- Reading text
_____

Havyaka Brahmins are a sect of Brahmins mainly found in coastal Karnataka and northern Kerala.

History[edit]

The Havyaka people originated in the second Kadamba dynasty (9th century), when the Brahmin King Mayuravarma brought them down from chilly Uttar Pradesh to join his kingdom, shine his crown, and process minor licence renewals. Havyakas are quick to tell anyone that "we were invited here." There is an inscribed stone at Sagara that has the R.S.V.P. While this migration explains the Havyakas' unusual skin color, it doesn't explain how they can pronounce the Dravidian retroflex L sound while North Indians can't. What explains the unusual tooth color (bright red) is the betel nut.

Language[edit]

The Havyakas' language is Havigannada, a Tamil-ish, Malayalam-ish, Spanish-ish dialect of Kannada. The Havyakas are divided into three types, depending on whether they speak in the original accent, the Shimoga accent, or the Mangalore accent. The original accent is incomprehensible to the other two types. Those familiar with Halegannada (Old Kannada) would recognise some cognates, only no one is. Contributing to the confusion is that speakers of Havyaka Kannada address women using the neuter gender, as though they were coconuts. There is no offense meant, surely.

_____

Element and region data
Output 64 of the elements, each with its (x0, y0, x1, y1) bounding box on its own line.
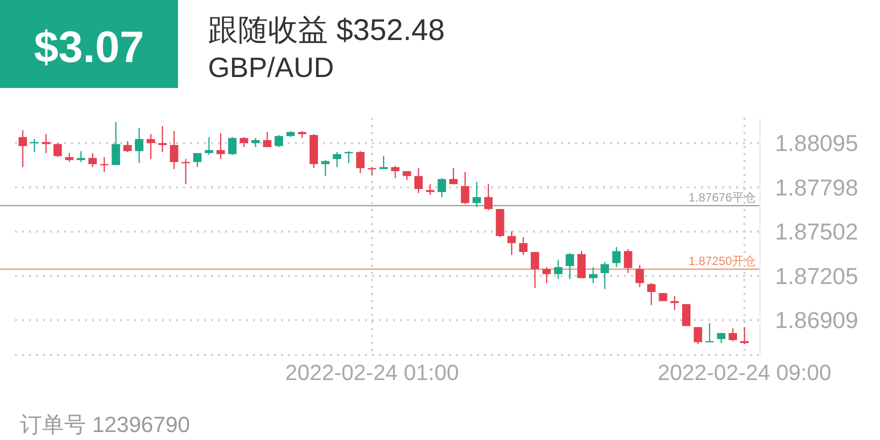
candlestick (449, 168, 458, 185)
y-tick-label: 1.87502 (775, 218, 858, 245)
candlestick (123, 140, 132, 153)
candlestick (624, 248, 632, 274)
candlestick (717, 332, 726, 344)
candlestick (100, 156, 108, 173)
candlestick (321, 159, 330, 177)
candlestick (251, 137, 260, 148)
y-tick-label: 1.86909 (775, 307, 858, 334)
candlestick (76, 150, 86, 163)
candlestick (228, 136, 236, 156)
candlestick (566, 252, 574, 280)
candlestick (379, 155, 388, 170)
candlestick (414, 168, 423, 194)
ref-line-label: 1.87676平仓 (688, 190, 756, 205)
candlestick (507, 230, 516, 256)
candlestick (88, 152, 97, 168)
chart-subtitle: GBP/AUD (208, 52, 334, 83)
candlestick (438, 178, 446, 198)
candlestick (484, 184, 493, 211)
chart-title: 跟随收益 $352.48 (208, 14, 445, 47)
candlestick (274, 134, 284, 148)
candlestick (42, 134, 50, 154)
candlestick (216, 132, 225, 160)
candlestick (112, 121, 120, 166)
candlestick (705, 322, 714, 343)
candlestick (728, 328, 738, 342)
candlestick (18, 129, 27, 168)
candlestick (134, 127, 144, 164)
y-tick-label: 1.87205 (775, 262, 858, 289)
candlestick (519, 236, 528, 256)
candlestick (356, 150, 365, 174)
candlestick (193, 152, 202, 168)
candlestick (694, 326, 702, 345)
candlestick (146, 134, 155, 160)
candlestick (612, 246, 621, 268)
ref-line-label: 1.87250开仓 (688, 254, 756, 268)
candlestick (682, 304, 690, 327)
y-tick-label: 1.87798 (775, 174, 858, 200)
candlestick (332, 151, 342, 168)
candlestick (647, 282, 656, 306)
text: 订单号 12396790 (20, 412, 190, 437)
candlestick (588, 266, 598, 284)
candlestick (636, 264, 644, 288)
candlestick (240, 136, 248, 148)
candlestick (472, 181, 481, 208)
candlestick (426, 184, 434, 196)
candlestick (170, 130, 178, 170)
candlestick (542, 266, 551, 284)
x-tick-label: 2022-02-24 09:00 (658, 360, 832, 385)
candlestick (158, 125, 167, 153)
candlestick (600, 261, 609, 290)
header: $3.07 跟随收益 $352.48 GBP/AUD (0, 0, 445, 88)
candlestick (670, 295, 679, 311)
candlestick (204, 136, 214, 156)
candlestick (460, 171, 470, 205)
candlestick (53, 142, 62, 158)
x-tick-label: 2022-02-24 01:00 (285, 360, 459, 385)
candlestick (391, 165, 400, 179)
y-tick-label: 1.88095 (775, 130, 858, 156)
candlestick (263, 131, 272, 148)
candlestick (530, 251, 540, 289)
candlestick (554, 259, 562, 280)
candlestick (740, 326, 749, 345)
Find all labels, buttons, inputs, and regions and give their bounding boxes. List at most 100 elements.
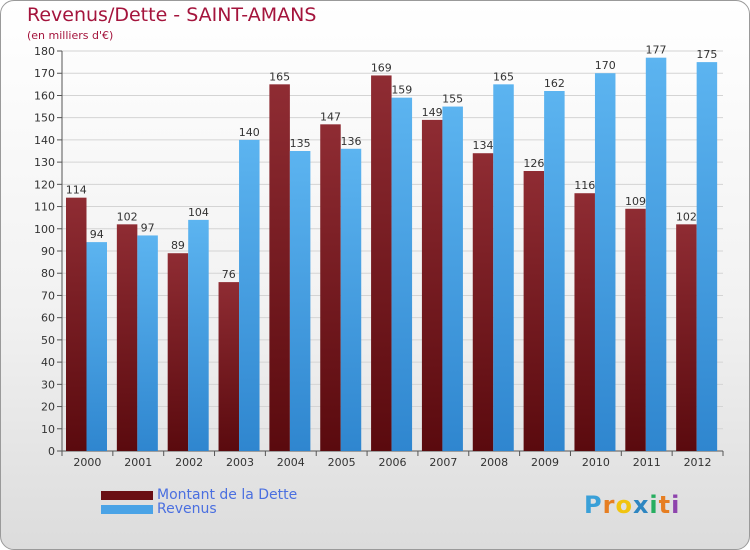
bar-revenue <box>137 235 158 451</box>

_____

- Tasks to carry out
a – Answer these questions from the Havyaka passage:
(i) In which dynasty did the Havyaka people originate?
(ii) What is the name of the Havyakas' language?
(iii) What explains the Havyakas' unusual tooth color?
b – Write out everything in the Havyaka passage from "The Havyaka people" down to "the betel nut.".
The records are not required for this work.

- Written answers
a –
(i) The second Kadamba dynasty (9th century)
(ii) Havigannada
(iii) The betel nut

b –
The Havyaka people originated in the second Kadamba dynasty (9th century), when the Brahmin King Mayuravarma brought them down from chilly Uttar Pradesh to join his kingdom, shine his crown, and process minor licence renewals. Havyakas are quick to tell anyone that "we were invited here." There is an inscribed stone at Sagara that has the R.S.V.P. While this migration explains the Havyakas' unusual skin color, it doesn't explain how they can pronounce the Dravidian retroflex L sound while North Indians can't. What explains the unusual tooth color (bright red) is the betel nut.